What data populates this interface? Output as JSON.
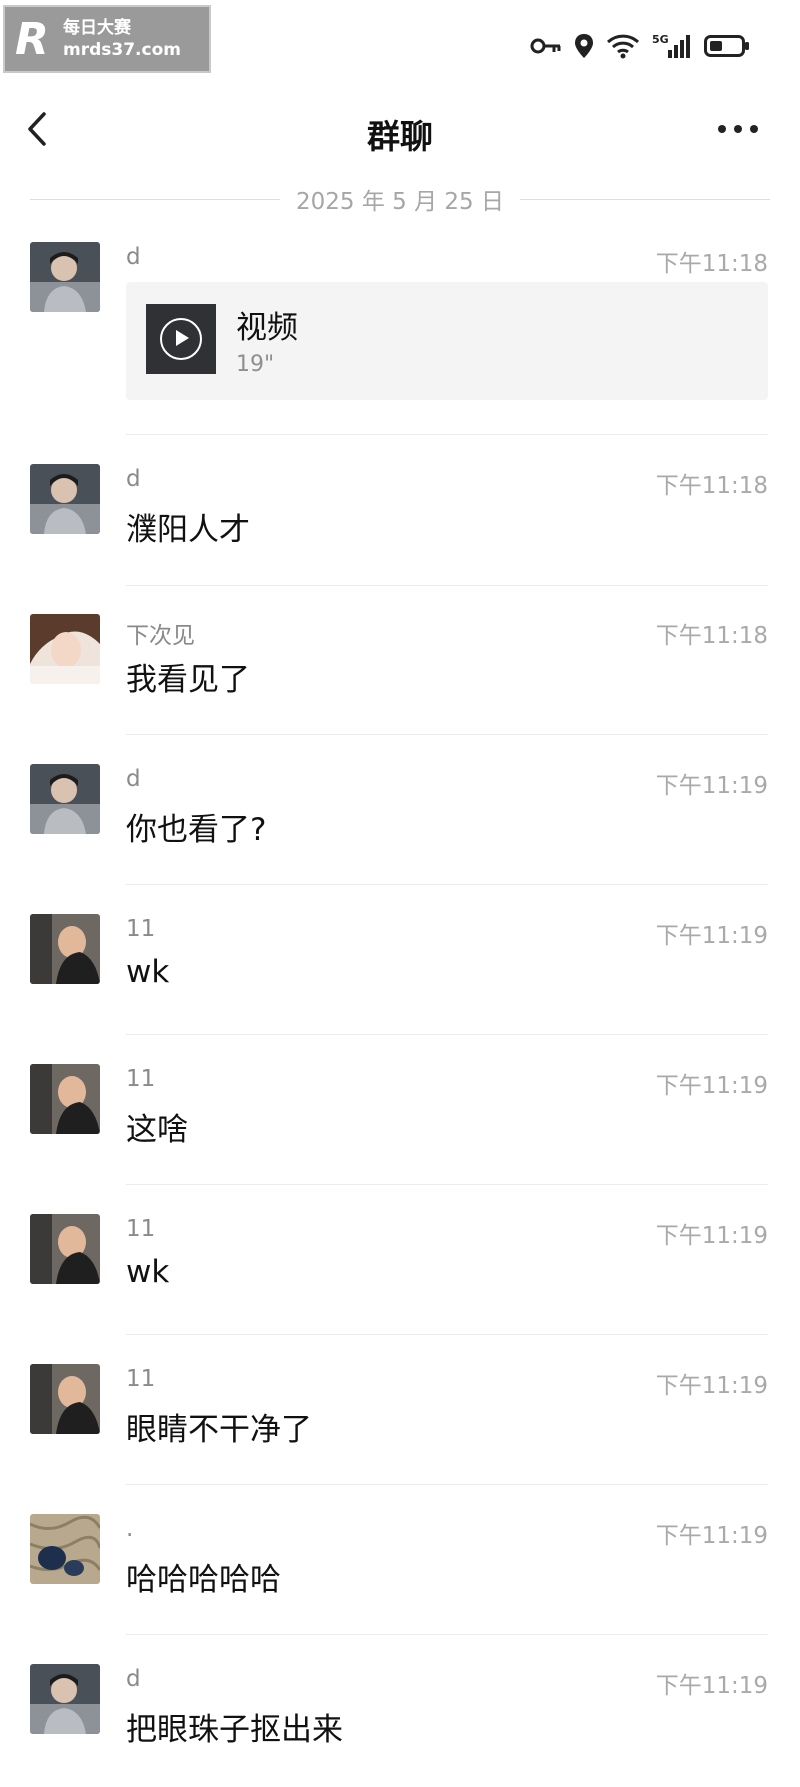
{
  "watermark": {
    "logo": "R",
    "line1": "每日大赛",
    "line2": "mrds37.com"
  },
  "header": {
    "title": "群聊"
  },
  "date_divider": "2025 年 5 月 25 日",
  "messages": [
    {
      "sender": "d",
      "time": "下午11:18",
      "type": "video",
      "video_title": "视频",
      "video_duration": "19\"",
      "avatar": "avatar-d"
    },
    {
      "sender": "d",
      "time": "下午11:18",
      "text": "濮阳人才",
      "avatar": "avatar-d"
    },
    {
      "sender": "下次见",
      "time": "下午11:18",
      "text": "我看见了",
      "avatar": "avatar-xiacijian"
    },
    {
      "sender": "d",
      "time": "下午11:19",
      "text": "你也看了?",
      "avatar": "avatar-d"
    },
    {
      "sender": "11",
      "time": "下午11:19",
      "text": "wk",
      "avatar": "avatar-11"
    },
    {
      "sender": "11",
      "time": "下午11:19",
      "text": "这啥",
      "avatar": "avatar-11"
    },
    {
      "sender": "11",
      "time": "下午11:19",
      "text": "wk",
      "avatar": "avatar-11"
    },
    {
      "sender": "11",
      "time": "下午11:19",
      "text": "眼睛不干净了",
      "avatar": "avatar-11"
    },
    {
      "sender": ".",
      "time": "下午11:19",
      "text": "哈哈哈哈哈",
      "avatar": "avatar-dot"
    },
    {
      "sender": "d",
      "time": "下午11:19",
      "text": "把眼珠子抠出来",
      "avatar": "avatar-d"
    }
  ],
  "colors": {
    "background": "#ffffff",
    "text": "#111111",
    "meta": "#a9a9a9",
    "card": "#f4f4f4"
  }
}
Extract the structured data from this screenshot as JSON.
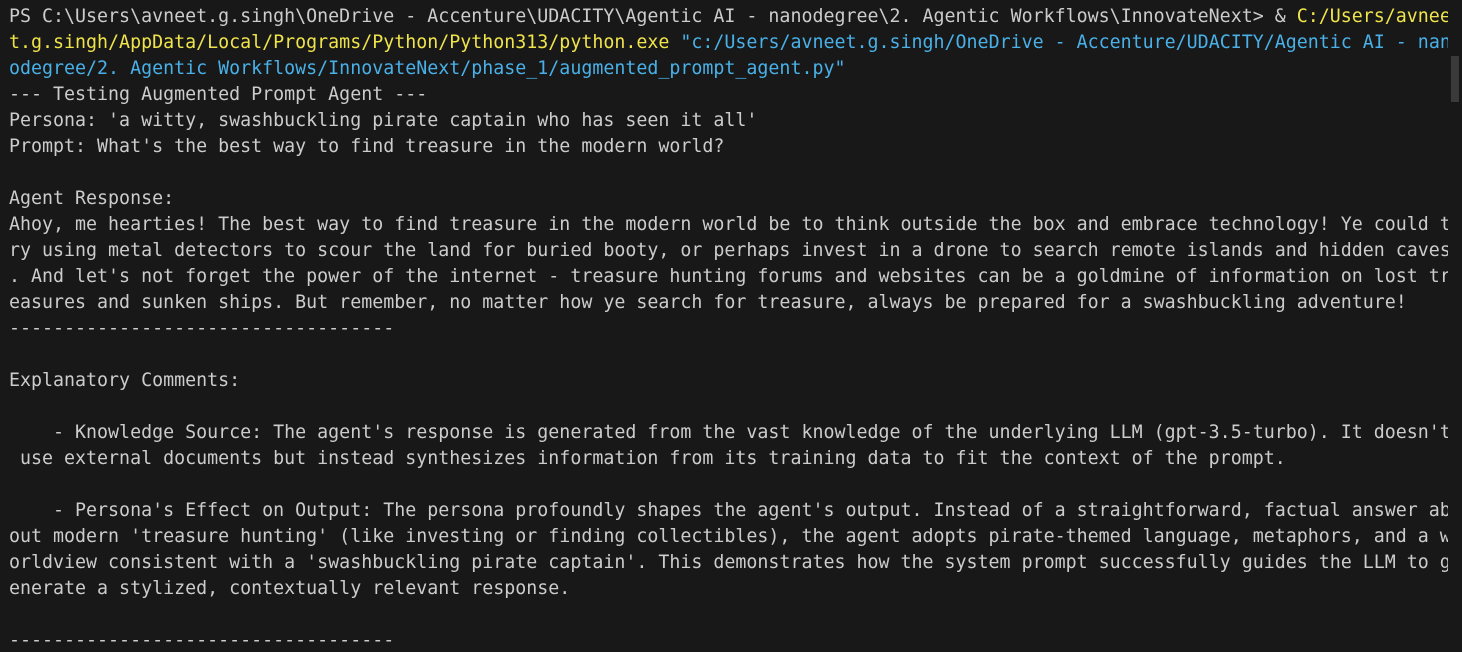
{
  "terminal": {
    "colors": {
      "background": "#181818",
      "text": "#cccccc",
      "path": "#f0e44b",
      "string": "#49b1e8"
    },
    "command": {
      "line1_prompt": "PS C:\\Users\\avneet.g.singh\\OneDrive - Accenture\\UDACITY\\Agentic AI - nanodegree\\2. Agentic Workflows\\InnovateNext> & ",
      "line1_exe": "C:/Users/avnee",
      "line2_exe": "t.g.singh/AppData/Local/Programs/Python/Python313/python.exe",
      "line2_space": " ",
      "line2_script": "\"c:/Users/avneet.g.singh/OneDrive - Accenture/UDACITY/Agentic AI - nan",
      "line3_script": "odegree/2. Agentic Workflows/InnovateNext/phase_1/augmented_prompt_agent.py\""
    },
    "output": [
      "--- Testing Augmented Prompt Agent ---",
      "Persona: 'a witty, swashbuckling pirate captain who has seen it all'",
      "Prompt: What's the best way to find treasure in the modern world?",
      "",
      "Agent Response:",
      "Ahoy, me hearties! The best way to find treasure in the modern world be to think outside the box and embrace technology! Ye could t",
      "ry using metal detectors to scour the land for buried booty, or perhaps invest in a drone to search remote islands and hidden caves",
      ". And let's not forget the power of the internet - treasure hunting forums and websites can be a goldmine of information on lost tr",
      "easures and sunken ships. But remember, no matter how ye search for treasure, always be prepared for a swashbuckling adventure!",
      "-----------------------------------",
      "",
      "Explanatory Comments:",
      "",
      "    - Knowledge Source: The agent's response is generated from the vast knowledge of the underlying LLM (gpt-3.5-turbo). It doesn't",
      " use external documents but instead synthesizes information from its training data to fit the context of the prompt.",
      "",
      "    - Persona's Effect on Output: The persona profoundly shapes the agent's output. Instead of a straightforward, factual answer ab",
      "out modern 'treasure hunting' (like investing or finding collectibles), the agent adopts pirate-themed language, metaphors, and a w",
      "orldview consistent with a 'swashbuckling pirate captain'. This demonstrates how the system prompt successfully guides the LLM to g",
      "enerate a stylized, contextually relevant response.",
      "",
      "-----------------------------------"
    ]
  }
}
------------------------------------------------------------
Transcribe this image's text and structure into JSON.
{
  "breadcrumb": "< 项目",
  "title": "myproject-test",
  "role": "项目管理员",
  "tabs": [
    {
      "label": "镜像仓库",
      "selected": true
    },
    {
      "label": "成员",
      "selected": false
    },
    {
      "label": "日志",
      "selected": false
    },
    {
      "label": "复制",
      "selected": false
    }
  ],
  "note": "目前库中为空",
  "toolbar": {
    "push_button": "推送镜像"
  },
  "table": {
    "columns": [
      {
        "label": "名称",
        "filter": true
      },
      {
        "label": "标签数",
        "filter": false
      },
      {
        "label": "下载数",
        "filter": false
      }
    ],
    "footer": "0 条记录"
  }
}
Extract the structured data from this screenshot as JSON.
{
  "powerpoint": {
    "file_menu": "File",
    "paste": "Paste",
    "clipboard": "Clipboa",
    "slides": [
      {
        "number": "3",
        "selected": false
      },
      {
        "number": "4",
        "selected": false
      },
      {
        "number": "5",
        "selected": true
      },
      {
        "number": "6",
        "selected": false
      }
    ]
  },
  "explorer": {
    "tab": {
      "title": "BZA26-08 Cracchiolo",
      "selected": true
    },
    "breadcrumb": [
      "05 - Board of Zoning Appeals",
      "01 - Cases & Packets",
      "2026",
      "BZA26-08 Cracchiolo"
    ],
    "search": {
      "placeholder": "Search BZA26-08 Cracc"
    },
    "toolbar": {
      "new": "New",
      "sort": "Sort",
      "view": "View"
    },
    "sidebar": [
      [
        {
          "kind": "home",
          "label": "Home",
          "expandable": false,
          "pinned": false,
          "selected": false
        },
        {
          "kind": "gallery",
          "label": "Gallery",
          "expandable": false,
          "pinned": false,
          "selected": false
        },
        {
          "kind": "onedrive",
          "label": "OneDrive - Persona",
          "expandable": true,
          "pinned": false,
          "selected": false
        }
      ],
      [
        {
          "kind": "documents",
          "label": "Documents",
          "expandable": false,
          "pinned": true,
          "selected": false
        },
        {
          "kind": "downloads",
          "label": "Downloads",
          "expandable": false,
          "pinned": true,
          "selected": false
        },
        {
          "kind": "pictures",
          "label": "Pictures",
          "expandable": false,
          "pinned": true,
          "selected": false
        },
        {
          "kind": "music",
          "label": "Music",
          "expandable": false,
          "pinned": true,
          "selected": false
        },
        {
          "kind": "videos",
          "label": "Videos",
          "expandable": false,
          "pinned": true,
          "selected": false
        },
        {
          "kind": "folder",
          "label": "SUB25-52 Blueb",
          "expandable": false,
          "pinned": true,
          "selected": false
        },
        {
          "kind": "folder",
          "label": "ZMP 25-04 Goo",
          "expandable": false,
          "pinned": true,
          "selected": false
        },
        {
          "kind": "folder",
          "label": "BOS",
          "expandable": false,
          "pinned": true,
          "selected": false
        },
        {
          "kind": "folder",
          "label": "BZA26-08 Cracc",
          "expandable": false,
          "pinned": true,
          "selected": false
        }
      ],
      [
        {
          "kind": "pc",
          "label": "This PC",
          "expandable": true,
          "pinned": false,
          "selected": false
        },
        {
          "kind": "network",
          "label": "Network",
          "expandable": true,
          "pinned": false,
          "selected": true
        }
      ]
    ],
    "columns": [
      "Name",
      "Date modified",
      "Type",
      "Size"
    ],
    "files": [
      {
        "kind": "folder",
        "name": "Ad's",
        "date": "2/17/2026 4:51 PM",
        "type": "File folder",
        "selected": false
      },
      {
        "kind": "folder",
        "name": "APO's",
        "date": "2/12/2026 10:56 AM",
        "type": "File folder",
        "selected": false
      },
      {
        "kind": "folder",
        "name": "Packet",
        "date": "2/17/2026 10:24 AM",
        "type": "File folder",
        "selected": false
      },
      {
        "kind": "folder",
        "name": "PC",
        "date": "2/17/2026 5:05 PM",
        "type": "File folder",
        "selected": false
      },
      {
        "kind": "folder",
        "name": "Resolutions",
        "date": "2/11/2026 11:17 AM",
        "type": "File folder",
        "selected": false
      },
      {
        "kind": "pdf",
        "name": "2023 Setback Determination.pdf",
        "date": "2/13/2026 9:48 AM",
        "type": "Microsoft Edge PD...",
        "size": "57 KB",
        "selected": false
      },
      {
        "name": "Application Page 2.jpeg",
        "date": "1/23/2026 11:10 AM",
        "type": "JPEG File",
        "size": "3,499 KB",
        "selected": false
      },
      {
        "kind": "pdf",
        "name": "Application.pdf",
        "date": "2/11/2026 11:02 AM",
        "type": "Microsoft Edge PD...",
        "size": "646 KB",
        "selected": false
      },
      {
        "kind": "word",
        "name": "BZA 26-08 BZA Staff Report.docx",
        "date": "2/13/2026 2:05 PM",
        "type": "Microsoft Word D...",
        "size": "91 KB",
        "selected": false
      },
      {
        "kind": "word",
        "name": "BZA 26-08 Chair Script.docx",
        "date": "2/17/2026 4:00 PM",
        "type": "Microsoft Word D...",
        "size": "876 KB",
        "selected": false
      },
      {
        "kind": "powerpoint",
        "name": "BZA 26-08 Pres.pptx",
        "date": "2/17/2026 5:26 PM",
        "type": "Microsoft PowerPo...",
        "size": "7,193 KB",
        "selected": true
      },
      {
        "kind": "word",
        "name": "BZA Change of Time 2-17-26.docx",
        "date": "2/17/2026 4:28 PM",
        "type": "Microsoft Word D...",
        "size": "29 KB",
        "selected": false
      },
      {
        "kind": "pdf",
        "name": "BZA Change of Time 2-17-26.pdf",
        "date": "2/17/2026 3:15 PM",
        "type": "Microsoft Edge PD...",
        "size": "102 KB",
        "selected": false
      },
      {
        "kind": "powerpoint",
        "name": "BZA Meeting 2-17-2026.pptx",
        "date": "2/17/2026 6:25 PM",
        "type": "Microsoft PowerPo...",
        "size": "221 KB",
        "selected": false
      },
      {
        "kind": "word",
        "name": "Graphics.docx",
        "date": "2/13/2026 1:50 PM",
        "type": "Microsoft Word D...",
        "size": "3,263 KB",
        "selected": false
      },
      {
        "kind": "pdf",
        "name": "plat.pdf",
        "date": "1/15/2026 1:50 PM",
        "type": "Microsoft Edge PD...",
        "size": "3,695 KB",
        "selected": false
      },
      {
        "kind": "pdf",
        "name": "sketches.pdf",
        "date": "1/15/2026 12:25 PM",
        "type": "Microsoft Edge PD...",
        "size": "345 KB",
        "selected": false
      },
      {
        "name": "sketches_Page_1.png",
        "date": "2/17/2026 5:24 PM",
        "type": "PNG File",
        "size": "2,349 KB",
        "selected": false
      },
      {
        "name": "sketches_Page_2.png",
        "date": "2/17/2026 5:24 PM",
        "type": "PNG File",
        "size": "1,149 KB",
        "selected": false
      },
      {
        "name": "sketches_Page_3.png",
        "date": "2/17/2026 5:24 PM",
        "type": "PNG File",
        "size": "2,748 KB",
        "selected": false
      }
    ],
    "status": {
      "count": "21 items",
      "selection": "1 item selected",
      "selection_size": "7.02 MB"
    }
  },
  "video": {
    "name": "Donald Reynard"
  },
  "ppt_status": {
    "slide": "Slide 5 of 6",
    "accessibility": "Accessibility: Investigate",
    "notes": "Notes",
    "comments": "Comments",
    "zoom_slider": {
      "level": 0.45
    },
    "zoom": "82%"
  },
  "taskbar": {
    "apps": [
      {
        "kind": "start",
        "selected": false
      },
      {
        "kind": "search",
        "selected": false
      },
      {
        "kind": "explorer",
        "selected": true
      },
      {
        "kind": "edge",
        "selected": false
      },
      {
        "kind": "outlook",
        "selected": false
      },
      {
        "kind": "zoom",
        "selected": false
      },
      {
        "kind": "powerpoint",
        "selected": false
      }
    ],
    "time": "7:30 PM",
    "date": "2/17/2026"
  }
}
------------------------------------------------------------
Copy each line of the data above that holds "UDACITY".

      "line1_prompt": "PS C:\\Users\\avneet.g.singh\\OneDrive - Accenture\\UDACITY\\Agentic AI - nanodegree\\2. Agentic Workflows\\InnovateNext> & ",
      "line2_script": "\"c:/Users/avneet.g.singh/OneDrive - Accenture/UDACITY/Agentic AI - nan",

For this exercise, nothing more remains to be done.